- 本文 -
介護・福祉

2020年9月17日

【2020.09.15】令和3(2021)年度概算予算要求に対する要望書

厚生労働大臣 加藤 勝信 殿

2020年9月15日
全日本民主医療機関連合会
会 長 増田 剛

 新型コロナウイルス感染症の終息が見通せない中、各地の介護施設・事業所では、サージカルマスク、消毒用アルコール、手袋など感染防護具が不足する状態が続いており、「感染しないか」「感染させてしまわないか」という強い不安と緊張を常に抱えながら日々介護にあたっています。「第1波」の際の利用控えによる大幅な減収、感染対策に伴う費用の増加などによるかつてない経営的なダメージも抱えており、利用者のサービス利用が再開されてきたとはいえ、先が見ないまま推移しています。

- 提供データ -
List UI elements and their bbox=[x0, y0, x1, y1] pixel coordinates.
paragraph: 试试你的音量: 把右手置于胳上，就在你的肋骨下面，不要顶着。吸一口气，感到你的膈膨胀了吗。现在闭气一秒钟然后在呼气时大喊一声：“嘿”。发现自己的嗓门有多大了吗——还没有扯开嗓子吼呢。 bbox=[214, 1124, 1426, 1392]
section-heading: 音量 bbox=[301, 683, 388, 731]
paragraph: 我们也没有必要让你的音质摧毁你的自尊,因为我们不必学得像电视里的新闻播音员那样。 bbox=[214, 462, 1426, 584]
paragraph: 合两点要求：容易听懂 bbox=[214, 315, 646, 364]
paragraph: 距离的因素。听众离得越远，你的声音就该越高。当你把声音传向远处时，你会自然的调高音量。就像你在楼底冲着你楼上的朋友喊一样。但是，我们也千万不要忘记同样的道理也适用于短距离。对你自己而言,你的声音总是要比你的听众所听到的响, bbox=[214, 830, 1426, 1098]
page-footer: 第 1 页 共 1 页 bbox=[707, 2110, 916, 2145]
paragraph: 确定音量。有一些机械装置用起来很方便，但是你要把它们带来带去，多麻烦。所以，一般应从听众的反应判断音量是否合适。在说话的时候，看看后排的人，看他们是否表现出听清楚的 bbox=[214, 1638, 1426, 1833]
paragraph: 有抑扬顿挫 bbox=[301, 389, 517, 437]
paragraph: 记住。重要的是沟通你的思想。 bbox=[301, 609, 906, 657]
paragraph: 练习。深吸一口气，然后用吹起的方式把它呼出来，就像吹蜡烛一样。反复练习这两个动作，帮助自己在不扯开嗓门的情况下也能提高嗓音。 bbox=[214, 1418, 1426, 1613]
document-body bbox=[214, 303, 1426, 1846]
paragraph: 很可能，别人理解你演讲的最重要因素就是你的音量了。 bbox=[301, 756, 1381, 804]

- 課題 -
本文の「新型コロナウイルス感染症の終」から「が見ないまま推移しています。」までを通して書き写せ。その際、「感染防護具」を「衛生用品」に置き換えること。 このデータは本文と関係がない。

- 解答 -
新型コロナウイルス感染症の終息が見通せない中、各地の介護施設・事業所では、サージカルマスク、消毒用アルコール、手袋など衛生用品が不足する状態が続いており、「感染しないか」「感染させてしまわないか」という強い不安と緊張を常に抱えながら日々介護にあたっています。「第1波」の際の利用控えによる大幅な減収、感染対策に伴う費用の増加などによるかつてない経営的なダメージも抱えており、利用者のサービス利用が再開されてきたとはいえ、先が見ないまま推移しています。